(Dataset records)
# # # # #
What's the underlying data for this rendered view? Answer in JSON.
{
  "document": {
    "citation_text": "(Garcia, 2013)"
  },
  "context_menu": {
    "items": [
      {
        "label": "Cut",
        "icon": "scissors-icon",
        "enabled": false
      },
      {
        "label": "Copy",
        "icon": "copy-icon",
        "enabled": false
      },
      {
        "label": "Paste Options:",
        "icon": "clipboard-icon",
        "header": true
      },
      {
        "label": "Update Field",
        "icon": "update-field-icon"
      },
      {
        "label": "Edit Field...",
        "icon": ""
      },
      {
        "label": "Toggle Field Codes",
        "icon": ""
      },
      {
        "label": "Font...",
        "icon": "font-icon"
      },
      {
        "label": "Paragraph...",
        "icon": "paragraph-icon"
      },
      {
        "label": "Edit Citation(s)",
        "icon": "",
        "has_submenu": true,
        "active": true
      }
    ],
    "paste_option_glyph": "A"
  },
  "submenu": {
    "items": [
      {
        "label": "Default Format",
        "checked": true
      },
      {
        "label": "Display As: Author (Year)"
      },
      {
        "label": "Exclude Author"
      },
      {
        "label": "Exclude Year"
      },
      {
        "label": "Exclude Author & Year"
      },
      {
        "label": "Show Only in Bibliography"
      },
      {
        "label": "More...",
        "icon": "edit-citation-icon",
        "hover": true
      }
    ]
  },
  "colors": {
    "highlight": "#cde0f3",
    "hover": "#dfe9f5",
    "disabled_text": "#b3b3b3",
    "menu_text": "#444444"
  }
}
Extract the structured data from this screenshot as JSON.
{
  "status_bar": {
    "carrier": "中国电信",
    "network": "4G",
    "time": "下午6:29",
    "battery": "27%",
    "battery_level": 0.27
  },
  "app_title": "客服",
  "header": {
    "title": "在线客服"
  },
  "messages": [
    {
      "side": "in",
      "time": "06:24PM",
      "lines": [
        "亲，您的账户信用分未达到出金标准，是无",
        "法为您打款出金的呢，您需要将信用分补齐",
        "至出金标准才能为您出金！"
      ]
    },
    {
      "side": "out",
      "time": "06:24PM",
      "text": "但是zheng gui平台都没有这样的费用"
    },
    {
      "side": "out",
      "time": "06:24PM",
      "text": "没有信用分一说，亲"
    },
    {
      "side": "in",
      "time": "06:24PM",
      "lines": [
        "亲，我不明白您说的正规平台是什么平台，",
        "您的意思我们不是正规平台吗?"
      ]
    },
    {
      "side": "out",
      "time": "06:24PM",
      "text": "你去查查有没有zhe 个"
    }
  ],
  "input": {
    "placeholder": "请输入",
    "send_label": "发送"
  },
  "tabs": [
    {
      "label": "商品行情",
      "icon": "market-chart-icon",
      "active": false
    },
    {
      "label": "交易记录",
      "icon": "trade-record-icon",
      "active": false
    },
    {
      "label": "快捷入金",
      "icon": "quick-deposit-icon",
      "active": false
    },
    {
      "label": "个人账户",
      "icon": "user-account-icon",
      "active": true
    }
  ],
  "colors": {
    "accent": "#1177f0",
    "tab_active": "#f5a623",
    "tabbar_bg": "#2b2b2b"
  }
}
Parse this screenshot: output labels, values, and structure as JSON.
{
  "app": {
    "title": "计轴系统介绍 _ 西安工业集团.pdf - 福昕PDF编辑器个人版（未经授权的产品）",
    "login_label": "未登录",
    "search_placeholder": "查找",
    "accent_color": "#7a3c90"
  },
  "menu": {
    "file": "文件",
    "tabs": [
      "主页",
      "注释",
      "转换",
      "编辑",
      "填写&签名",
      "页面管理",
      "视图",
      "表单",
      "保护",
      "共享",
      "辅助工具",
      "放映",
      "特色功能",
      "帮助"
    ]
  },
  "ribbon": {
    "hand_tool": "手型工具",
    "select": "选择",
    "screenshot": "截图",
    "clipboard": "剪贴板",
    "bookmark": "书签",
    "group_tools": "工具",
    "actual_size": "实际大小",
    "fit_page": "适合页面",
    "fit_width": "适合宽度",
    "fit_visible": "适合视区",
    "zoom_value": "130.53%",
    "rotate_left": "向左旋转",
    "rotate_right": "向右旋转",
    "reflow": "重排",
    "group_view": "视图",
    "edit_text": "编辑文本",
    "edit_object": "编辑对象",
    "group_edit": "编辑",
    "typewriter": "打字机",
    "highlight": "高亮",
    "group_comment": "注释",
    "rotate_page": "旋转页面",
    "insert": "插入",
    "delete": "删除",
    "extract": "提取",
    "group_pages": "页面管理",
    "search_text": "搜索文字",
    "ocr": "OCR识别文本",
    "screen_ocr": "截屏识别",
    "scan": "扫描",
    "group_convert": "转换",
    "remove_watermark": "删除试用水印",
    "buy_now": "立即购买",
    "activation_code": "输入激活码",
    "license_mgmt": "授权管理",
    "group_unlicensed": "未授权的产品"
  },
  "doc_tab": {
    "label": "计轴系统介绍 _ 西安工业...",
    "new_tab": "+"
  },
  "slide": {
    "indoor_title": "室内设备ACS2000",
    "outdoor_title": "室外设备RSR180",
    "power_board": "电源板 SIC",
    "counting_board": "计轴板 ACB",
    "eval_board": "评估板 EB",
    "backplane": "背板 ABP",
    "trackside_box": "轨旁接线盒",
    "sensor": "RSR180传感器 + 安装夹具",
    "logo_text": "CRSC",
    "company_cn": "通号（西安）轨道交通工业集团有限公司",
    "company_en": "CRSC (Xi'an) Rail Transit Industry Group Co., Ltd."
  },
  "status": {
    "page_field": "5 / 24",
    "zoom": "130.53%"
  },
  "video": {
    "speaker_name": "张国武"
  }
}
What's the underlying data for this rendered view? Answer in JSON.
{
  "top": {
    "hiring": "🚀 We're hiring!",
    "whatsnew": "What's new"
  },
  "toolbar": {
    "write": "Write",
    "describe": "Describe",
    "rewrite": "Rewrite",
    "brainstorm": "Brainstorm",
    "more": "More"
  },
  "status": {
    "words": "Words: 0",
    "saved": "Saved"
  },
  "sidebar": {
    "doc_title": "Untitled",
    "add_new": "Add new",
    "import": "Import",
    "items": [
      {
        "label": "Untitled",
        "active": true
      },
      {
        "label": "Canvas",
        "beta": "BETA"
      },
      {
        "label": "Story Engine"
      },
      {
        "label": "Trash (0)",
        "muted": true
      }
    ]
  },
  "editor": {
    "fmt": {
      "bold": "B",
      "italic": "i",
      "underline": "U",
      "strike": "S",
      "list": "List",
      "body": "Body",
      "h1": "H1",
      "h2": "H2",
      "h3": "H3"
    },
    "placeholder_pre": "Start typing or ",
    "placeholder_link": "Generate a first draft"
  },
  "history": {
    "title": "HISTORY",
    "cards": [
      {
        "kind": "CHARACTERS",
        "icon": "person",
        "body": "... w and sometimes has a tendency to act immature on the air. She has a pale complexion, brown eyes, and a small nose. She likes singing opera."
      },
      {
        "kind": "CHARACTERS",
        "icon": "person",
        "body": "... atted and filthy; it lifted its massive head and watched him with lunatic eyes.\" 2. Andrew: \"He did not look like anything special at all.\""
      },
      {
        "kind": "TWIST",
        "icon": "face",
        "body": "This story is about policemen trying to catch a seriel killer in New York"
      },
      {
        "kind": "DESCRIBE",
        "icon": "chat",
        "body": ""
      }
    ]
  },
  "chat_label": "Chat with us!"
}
# # # # #
Your task is to output all of the data above word for word.

What's the underlying data for this rendered view? Answer in JSON.
{
  "document": {
    "citation_text": "(Garcia, 2013)"
  },
  "context_menu": {
    "items": [
      {
        "label": "Cut",
        "icon": "scissors-icon",
        "enabled": false
      },
      {
        "label": "Copy",
        "icon": "copy-icon",
        "enabled": false
      },
      {
        "label": "Paste Options:",
        "icon": "clipboard-icon",
        "header": true
      },
      {
        "label": "Update Field",
        "icon": "update-field-icon"
      },
      {
        "label": "Edit Field...",
        "icon": ""
      },
      {
        "label": "Toggle Field Codes",
        "icon": ""
      },
      {
        "label": "Font...",
        "icon": "font-icon"
      },
      {
        "label": "Paragraph...",
        "icon": "paragraph-icon"
      },
      {
        "label": "Edit Citation(s)",
        "icon": "",
        "has_submenu": true,
        "active": true
      }
    ],
    "paste_option_glyph": "A"
  },
  "submenu": {
    "items": [
      {
        "label": "Default Format",
        "checked": true
      },
      {
        "label": "Display As: Author (Year)"
      },
      {
        "label": "Exclude Author"
      },
      {
        "label": "Exclude Year"
      },
      {
        "label": "Exclude Author & Year"
      },
      {
        "label": "Show Only in Bibliography"
      },
      {
        "label": "More...",
        "icon": "edit-citation-icon",
        "hover": true
      }
    ]
  },
  "colors": {
    "highlight": "#cde0f3",
    "hover": "#dfe9f5",
    "disabled_text": "#b3b3b3",
    "menu_text": "#444444"
  }
}
Extract the structured data from this screenshot as JSON.
{
  "status_bar": {
    "carrier": "中国电信",
    "network": "4G",
    "time": "下午6:29",
    "battery": "27%",
    "battery_level": 0.27
  },
  "app_title": "客服",
  "header": {
    "title": "在线客服"
  },
  "messages": [
    {
      "side": "in",
      "time": "06:24PM",
      "lines": [
        "亲，您的账户信用分未达到出金标准，是无",
        "法为您打款出金的呢，您需要将信用分补齐",
        "至出金标准才能为您出金！"
      ]
    },
    {
      "side": "out",
      "time": "06:24PM",
      "text": "但是zheng gui平台都没有这样的费用"
    },
    {
      "side": "out",
      "time": "06:24PM",
      "text": "没有信用分一说，亲"
    },
    {
      "side": "in",
      "time": "06:24PM",
      "lines": [
        "亲，我不明白您说的正规平台是什么平台，",
        "您的意思我们不是正规平台吗?"
      ]
    },
    {
      "side": "out",
      "time": "06:24PM",
      "text": "你去查查有没有zhe 个"
    }
  ],
  "input": {
    "placeholder": "请输入",
    "send_label": "发送"
  },
  "tabs": [
    {
      "label": "商品行情",
      "icon": "market-chart-icon",
      "active": false
    },
    {
      "label": "交易记录",
      "icon": "trade-record-icon",
      "active": false
    },
    {
      "label": "快捷入金",
      "icon": "quick-deposit-icon",
      "active": false
    },
    {
      "label": "个人账户",
      "icon": "user-account-icon",
      "active": true
    }
  ],
  "colors": {
    "accent": "#1177f0",
    "tab_active": "#f5a623",
    "tabbar_bg": "#2b2b2b"
  }
}
Parse this screenshot: output labels, values, and structure as JSON.
{
  "app": {
    "title": "计轴系统介绍 _ 西安工业集团.pdf - 福昕PDF编辑器个人版（未经授权的产品）",
    "login_label": "未登录",
    "search_placeholder": "查找",
    "accent_color": "#7a3c90"
  },
  "menu": {
    "file": "文件",
    "tabs": [
      "主页",
      "注释",
      "转换",
      "编辑",
      "填写&签名",
      "页面管理",
      "视图",
      "表单",
      "保护",
      "共享",
      "辅助工具",
      "放映",
      "特色功能",
      "帮助"
    ]
  },
  "ribbon": {
    "hand_tool": "手型工具",
    "select": "选择",
    "screenshot": "截图",
    "clipboard": "剪贴板",
    "bookmark": "书签",
    "group_tools": "工具",
    "actual_size": "实际大小",
    "fit_page": "适合页面",
    "fit_width": "适合宽度",
    "fit_visible": "适合视区",
    "zoom_value": "130.53%",
    "rotate_left": "向左旋转",
    "rotate_right": "向右旋转",
    "reflow": "重排",
    "group_view": "视图",
    "edit_text": "编辑文本",
    "edit_object": "编辑对象",
    "group_edit": "编辑",
    "typewriter": "打字机",
    "highlight": "高亮",
    "group_comment": "注释",
    "rotate_page": "旋转页面",
    "insert": "插入",
    "delete": "删除",
    "extract": "提取",
    "group_pages": "页面管理",
    "search_text": "搜索文字",
    "ocr": "OCR识别文本",
    "screen_ocr": "截屏识别",
    "scan": "扫描",
    "group_convert": "转换",
    "remove_watermark": "删除试用水印",
    "buy_now": "立即购买",
    "activation_code": "输入激活码",
    "license_mgmt": "授权管理",
    "group_unlicensed": "未授权的产品"
  },
  "doc_tab": {
    "label": "计轴系统介绍 _ 西安工业...",
    "new_tab": "+"
  },
  "slide": {
    "indoor_title": "室内设备ACS2000",
    "outdoor_title": "室外设备RSR180",
    "power_board": "电源板 SIC",
    "counting_board": "计轴板 ACB",
    "eval_board": "评估板 EB",
    "backplane": "背板 ABP",
    "trackside_box": "轨旁接线盒",
    "sensor": "RSR180传感器 + 安装夹具",
    "logo_text": "CRSC",
    "company_cn": "通号（西安）轨道交通工业集团有限公司",
    "company_en": "CRSC (Xi'an) Rail Transit Industry Group Co., Ltd."
  },
  "status": {
    "page_field": "5 / 24",
    "zoom": "130.53%"
  },
  "video": {
    "speaker_name": "张国武"
  }
}
What's the underlying data for this rendered view? Answer in JSON.
{
  "top": {
    "hiring": "🚀 We're hiring!",
    "whatsnew": "What's new"
  },
  "toolbar": {
    "write": "Write",
    "describe": "Describe",
    "rewrite": "Rewrite",
    "brainstorm": "Brainstorm",
    "more": "More"
  },
  "status": {
    "words": "Words: 0",
    "saved": "Saved"
  },
  "sidebar": {
    "doc_title": "Untitled",
    "add_new": "Add new",
    "import": "Import",
    "items": [
      {
        "label": "Untitled",
        "active": true
      },
      {
        "label": "Canvas",
        "beta": "BETA"
      },
      {
        "label": "Story Engine"
      },
      {
        "label": "Trash (0)",
        "muted": true
      }
    ]
  },
  "editor": {
    "fmt": {
      "bold": "B",
      "italic": "i",
      "underline": "U",
      "strike": "S",
      "list": "List",
      "body": "Body",
      "h1": "H1",
      "h2": "H2",
      "h3": "H3"
    },
    "placeholder_pre": "Start typing or ",
    "placeholder_link": "Generate a first draft"
  },
  "history": {
    "title": "HISTORY",
    "cards": [
      {
        "kind": "CHARACTERS",
        "icon": "person",
        "body": "... w and sometimes has a tendency to act immature on the air. She has a pale complexion, brown eyes, and a small nose. She likes singing opera."
      },
      {
        "kind": "CHARACTERS",
        "icon": "person",
        "body": "... atted and filthy; it lifted its massive head and watched him with lunatic eyes.\" 2. Andrew: \"He did not look like anything special at all.\""
      },
      {
        "kind": "TWIST",
        "icon": "face",
        "body": "This story is about policemen trying to catch a seriel killer in New York"
      },
      {
        "kind": "DESCRIBE",
        "icon": "chat",
        "body": ""
      }
    ]
  },
  "chat_label": "Chat with us!"
}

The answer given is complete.